── Provided information
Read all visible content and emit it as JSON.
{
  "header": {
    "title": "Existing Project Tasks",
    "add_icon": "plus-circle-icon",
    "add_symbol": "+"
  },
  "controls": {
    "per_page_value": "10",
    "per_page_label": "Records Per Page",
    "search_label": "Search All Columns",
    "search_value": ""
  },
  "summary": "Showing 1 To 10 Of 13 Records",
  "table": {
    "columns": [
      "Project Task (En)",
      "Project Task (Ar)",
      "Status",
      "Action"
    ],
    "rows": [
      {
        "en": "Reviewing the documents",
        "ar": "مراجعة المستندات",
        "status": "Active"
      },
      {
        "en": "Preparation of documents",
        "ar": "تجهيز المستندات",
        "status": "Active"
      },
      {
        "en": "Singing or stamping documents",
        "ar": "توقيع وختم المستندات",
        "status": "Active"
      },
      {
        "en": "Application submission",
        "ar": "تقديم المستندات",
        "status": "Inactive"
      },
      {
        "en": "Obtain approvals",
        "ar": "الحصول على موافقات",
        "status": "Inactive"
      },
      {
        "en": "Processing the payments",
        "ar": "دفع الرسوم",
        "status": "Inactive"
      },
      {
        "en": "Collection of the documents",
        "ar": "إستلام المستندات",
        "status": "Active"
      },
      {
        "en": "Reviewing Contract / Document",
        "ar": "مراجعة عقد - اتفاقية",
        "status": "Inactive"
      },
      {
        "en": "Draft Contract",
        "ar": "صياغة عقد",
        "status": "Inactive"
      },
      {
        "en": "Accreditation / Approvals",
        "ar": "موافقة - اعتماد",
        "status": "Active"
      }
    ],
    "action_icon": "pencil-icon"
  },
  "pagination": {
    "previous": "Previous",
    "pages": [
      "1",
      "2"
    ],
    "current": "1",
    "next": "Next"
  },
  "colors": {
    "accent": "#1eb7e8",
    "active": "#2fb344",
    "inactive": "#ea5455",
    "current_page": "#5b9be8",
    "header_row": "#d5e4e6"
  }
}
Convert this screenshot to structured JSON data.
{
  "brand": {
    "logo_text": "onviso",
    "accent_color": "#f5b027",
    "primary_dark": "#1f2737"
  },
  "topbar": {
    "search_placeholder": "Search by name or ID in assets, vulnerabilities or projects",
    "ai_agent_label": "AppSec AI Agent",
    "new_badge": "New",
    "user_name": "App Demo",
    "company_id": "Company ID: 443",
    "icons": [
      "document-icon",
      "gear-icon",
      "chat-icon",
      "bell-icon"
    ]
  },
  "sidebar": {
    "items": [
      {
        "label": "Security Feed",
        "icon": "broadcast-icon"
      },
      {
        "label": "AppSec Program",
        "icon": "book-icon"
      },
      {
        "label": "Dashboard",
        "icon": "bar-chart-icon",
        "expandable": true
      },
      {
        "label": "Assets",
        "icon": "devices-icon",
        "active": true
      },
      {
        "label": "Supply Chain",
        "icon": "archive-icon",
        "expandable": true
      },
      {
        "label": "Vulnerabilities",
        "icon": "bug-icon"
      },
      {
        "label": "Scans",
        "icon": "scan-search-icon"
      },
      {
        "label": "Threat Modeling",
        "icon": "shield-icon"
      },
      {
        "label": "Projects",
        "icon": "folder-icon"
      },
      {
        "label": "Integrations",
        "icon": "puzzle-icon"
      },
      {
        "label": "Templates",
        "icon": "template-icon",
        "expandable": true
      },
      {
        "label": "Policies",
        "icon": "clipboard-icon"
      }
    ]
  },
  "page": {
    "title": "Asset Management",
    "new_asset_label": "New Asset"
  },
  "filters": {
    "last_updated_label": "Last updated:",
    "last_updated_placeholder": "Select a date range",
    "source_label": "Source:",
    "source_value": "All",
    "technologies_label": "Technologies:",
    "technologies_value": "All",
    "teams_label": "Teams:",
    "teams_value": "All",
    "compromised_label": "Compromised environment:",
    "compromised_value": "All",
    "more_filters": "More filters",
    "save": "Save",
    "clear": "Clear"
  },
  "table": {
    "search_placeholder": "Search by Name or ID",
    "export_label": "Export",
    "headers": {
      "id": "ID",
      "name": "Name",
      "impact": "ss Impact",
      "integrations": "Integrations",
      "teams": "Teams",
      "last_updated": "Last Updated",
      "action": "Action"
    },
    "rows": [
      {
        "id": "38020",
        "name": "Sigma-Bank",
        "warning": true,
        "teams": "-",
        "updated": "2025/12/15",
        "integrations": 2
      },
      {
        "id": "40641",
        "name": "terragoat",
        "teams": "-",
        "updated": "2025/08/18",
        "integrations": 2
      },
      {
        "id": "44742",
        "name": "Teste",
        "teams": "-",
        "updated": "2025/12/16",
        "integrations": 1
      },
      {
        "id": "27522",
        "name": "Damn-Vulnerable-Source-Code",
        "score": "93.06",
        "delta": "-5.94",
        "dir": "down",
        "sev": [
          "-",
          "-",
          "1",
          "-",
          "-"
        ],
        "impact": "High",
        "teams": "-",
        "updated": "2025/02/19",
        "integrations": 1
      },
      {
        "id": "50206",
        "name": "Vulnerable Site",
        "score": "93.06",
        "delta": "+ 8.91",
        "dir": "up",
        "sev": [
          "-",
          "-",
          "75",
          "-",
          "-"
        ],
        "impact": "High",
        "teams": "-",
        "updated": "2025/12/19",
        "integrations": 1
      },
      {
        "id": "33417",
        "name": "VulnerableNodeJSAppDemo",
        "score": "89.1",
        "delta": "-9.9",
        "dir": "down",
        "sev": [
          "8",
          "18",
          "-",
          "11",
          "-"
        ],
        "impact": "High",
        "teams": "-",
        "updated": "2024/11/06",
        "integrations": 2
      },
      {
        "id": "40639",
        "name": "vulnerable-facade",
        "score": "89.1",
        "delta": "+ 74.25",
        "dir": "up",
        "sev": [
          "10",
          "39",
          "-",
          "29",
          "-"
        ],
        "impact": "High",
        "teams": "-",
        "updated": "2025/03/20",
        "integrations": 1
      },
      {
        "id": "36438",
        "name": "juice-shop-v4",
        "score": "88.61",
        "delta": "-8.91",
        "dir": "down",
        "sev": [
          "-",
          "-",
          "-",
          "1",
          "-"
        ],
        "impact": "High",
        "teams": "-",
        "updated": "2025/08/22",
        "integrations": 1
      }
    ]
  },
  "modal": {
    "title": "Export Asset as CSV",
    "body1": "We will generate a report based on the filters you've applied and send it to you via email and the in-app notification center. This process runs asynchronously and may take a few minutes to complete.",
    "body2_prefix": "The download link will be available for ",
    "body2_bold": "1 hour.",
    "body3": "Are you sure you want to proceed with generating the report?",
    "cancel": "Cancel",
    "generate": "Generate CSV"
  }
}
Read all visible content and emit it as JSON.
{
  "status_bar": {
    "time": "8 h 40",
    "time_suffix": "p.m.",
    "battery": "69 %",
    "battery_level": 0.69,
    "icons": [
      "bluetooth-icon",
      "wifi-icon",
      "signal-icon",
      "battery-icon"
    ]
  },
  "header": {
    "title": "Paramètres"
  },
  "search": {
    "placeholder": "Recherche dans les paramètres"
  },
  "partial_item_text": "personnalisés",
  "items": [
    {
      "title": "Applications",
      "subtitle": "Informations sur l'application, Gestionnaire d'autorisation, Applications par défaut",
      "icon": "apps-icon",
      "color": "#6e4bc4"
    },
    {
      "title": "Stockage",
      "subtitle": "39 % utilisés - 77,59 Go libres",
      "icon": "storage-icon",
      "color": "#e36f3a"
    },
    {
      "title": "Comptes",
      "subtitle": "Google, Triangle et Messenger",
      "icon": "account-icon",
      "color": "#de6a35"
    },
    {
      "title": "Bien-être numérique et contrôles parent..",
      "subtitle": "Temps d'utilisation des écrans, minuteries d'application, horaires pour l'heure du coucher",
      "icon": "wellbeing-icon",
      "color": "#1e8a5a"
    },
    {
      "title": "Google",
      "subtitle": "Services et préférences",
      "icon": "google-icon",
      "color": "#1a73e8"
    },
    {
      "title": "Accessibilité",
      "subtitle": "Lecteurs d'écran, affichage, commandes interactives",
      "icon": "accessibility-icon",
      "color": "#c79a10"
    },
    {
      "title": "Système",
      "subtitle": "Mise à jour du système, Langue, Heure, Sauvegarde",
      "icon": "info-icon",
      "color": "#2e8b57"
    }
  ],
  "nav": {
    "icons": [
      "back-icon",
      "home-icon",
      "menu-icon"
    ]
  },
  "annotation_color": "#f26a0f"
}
────
▸ Aim
Pick out the lines above that hold the string "generate" and show them.

▸ Output of the task
    "body1": "We will generate a report based on the filters you've applied and send it to you via email and the in-app notification center. This process runs asynchronously and may take a few minutes to complete.",
    "generate": "Generate CSV"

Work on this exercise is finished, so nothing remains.